AIM — Copy, without any change, the lines in the material below that start with the line containing "I need the location" and end with the line containing "- document-title: 女孩名字的寓意好听的女孩名字大全: [180, 110, 693, 148]", including both of those lines.
>> begin RECORDS PROVIDED
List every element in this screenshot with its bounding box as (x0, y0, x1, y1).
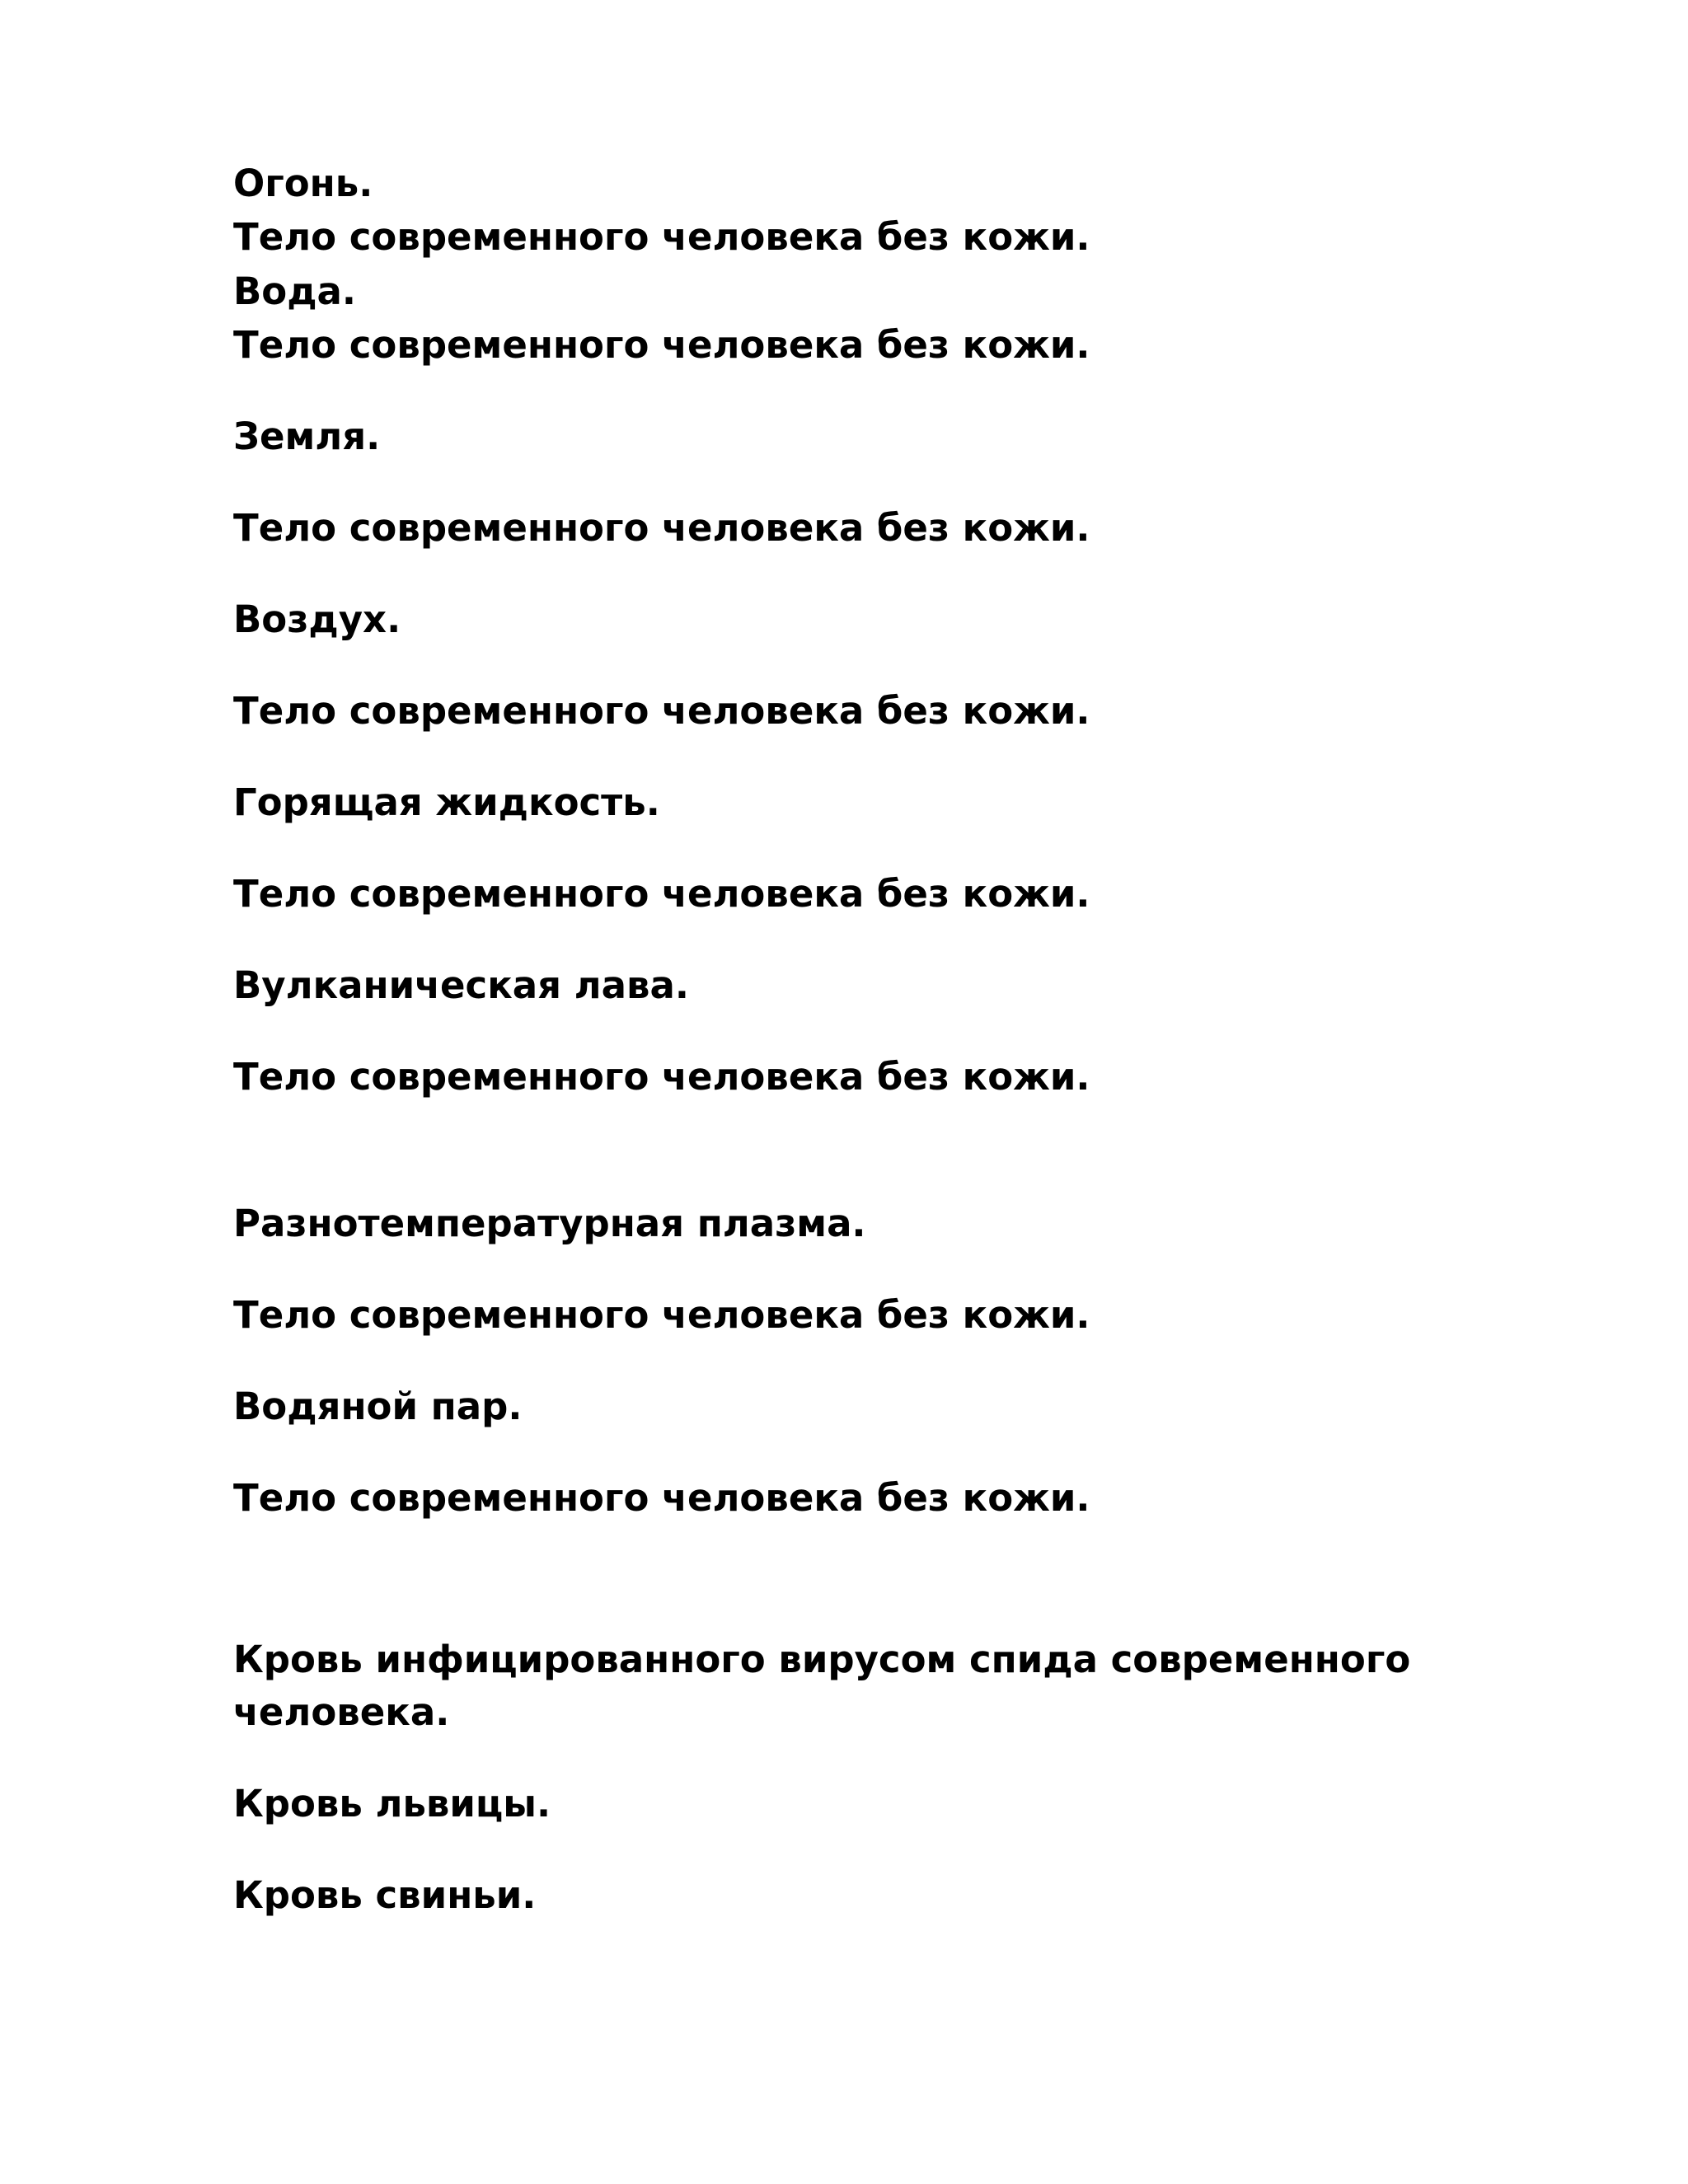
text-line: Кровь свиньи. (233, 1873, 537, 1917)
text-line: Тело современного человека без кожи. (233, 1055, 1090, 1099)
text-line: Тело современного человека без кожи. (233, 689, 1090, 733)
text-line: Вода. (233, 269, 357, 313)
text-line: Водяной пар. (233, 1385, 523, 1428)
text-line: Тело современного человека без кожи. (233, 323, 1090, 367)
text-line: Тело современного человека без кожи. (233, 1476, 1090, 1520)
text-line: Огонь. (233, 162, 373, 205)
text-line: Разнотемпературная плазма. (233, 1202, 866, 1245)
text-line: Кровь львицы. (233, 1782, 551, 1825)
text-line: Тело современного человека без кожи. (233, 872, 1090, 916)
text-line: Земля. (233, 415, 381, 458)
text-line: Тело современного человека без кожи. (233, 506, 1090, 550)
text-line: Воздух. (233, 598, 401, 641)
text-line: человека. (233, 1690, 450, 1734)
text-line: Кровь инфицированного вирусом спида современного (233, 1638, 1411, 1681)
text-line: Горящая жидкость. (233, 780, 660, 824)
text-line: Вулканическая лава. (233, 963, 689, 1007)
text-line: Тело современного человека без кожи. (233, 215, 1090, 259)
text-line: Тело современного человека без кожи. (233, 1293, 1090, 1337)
>> end RECORDS PROVIDED
>> begin RECORDS PROVIDED
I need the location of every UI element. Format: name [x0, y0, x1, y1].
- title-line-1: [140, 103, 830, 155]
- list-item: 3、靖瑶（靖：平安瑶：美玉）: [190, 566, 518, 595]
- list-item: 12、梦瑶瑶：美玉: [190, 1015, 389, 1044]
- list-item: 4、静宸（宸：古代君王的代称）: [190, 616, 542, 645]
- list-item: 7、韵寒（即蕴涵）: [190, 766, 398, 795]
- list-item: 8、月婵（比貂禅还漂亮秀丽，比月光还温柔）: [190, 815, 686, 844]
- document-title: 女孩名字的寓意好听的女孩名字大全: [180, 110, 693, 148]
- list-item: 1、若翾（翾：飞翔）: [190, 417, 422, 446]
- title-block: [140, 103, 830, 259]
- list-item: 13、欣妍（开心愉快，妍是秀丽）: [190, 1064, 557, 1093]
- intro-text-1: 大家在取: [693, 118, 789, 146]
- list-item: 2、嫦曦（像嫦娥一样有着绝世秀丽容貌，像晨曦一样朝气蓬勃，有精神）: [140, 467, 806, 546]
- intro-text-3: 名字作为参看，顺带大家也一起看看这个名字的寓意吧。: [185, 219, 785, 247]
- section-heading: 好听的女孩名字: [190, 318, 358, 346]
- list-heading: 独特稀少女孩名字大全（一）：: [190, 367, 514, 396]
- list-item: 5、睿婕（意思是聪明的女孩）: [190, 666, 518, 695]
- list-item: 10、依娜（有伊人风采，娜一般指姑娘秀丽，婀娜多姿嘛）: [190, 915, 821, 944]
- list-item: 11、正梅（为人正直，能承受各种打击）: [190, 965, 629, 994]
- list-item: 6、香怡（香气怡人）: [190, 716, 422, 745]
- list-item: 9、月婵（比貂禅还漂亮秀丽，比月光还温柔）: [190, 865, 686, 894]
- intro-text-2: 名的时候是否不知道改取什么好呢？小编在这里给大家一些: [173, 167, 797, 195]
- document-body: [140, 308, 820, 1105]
>> end RECORDS PROVIDED
>> begin RECORDS PROVIDED
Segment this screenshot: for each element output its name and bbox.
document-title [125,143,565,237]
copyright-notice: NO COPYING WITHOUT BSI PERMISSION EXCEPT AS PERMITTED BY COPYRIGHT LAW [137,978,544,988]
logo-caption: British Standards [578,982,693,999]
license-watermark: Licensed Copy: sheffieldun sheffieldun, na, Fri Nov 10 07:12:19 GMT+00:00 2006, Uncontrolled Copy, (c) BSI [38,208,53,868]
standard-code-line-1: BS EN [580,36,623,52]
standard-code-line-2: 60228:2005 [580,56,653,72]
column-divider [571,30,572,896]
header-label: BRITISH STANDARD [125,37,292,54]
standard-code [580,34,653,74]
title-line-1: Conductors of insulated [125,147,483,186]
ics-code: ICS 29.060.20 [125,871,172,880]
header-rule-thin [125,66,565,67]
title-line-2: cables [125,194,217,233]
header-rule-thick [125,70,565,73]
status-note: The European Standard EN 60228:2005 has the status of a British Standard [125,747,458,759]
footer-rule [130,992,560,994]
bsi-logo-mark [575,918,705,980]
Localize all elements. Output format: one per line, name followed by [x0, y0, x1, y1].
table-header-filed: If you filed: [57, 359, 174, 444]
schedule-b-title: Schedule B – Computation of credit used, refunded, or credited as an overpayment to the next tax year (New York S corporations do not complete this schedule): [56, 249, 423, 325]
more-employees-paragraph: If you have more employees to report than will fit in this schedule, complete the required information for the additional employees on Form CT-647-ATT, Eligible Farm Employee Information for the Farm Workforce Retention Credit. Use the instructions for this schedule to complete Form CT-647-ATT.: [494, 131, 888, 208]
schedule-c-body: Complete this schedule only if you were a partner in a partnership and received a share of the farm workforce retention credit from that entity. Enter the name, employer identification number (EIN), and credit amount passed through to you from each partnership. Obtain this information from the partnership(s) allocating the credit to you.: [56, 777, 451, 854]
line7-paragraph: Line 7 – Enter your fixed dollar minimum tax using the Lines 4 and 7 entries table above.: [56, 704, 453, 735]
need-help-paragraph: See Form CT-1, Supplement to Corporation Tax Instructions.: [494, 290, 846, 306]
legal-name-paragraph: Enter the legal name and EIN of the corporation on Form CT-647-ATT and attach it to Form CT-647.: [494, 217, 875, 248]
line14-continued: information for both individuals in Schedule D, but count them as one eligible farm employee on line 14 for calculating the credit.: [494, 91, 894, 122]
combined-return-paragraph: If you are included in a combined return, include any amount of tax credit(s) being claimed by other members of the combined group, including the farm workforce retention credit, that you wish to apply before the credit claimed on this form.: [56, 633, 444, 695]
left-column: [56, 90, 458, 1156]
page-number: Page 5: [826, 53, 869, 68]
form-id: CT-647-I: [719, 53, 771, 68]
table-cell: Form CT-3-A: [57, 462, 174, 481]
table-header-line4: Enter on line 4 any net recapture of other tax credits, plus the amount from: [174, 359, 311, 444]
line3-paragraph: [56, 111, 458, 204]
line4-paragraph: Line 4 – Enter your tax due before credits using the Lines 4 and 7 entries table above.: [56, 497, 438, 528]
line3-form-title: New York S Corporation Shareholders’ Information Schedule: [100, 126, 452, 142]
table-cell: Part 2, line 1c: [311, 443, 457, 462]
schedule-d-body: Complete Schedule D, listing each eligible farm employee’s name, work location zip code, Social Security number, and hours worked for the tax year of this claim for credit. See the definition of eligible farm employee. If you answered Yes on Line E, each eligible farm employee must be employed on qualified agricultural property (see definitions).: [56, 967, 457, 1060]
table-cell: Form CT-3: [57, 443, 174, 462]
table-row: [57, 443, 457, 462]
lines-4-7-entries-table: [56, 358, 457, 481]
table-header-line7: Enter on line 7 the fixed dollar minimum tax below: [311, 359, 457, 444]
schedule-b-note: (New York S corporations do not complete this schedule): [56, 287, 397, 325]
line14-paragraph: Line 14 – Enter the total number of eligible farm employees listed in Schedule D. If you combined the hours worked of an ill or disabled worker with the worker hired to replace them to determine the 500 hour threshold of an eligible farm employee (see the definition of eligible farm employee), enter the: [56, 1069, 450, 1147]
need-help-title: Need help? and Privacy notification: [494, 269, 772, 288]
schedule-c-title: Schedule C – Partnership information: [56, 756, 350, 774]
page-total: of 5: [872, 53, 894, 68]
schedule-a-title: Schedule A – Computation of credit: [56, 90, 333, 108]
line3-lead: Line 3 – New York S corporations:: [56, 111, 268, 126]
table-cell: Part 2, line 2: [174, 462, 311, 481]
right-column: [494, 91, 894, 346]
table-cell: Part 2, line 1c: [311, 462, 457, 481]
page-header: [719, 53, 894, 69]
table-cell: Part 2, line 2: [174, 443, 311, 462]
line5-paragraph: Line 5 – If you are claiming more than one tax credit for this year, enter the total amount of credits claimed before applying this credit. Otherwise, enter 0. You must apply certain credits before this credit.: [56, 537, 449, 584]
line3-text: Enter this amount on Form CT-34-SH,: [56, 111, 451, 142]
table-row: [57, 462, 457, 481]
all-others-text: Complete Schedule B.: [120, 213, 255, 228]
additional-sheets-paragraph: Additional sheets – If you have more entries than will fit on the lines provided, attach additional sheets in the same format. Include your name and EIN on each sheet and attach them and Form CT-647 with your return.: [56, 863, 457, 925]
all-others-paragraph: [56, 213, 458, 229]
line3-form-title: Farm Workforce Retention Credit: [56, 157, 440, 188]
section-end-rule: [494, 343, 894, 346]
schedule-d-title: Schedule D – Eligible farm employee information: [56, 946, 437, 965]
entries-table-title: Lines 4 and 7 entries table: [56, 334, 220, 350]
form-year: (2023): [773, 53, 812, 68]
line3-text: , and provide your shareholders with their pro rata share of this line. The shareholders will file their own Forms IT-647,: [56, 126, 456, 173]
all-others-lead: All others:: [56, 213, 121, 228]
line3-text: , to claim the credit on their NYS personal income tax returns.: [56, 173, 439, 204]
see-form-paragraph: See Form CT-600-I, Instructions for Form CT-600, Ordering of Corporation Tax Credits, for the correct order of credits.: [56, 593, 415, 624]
>> end RECORDS PROVIDED
CORRECT RESULT —
I need the location of every UI element. Format: name [x0, y0, x1, y1].
- title-line-1: [140, 103, 830, 155]
- list-item: 3、靖瑶（靖：平安瑶：美玉）: [190, 566, 518, 595]
- list-item: 12、梦瑶瑶：美玉: [190, 1015, 389, 1044]
- list-item: 4、静宸（宸：古代君王的代称）: [190, 616, 542, 645]
- list-item: 7、韵寒（即蕴涵）: [190, 766, 398, 795]
- list-item: 8、月婵（比貂禅还漂亮秀丽，比月光还温柔）: [190, 815, 686, 844]
- document-title: 女孩名字的寓意好听的女孩名字大全: [180, 110, 693, 148]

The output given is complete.